DATASET EXCERPTS:
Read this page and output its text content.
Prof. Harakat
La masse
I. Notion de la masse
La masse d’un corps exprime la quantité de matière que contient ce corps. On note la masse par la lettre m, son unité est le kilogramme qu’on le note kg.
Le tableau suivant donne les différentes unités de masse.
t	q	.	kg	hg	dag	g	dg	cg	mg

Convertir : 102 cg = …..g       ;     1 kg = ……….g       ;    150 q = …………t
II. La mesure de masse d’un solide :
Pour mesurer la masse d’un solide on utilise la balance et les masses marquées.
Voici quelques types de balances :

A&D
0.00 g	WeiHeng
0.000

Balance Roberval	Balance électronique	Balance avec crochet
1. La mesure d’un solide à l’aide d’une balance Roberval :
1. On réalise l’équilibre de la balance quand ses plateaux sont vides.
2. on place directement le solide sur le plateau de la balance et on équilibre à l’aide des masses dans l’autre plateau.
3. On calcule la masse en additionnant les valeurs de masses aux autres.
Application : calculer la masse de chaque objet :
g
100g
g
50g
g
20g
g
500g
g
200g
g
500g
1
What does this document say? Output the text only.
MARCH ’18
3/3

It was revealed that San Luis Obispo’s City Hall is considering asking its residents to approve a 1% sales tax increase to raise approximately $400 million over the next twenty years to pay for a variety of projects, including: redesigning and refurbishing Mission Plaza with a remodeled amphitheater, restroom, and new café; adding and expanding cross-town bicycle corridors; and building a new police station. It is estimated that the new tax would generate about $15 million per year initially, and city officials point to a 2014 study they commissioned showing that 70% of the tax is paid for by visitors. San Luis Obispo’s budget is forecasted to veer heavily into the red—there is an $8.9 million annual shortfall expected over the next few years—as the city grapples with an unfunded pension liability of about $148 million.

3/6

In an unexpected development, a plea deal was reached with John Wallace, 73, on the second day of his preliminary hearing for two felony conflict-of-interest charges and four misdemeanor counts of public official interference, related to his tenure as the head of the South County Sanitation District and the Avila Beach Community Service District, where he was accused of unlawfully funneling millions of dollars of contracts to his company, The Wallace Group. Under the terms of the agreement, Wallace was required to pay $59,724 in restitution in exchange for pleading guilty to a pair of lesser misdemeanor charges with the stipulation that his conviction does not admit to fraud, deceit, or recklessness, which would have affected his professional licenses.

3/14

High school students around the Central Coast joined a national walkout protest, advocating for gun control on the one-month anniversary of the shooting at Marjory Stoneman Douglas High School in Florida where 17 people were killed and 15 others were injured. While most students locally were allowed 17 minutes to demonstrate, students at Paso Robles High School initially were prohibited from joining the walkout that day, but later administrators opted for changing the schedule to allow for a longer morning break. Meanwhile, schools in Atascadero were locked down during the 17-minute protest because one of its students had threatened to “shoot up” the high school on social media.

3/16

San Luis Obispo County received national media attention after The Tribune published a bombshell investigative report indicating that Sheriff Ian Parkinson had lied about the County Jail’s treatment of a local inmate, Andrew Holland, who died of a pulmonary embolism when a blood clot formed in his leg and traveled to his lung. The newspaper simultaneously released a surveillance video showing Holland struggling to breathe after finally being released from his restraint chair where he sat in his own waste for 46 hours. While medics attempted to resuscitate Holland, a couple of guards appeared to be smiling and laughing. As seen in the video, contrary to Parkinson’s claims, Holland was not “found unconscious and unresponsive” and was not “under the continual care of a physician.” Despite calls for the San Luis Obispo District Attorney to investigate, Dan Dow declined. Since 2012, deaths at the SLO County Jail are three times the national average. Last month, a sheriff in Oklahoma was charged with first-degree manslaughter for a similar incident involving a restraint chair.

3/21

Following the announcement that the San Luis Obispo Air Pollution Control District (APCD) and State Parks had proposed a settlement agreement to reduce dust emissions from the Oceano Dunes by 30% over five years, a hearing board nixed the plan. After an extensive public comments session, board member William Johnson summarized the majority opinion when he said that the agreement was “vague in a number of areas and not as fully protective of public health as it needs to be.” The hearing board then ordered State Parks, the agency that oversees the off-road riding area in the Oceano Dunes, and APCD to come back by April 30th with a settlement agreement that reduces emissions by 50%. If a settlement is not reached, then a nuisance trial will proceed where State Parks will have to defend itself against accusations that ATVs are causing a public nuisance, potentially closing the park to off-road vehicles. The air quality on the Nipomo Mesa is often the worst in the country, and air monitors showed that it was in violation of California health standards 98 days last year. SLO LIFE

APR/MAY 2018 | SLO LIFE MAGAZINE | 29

WHAT YOU ARE ASKED TO DO:
Give the number of lines that hold the word "media" in these records, with nothing added.

FINAL ANSWER:
2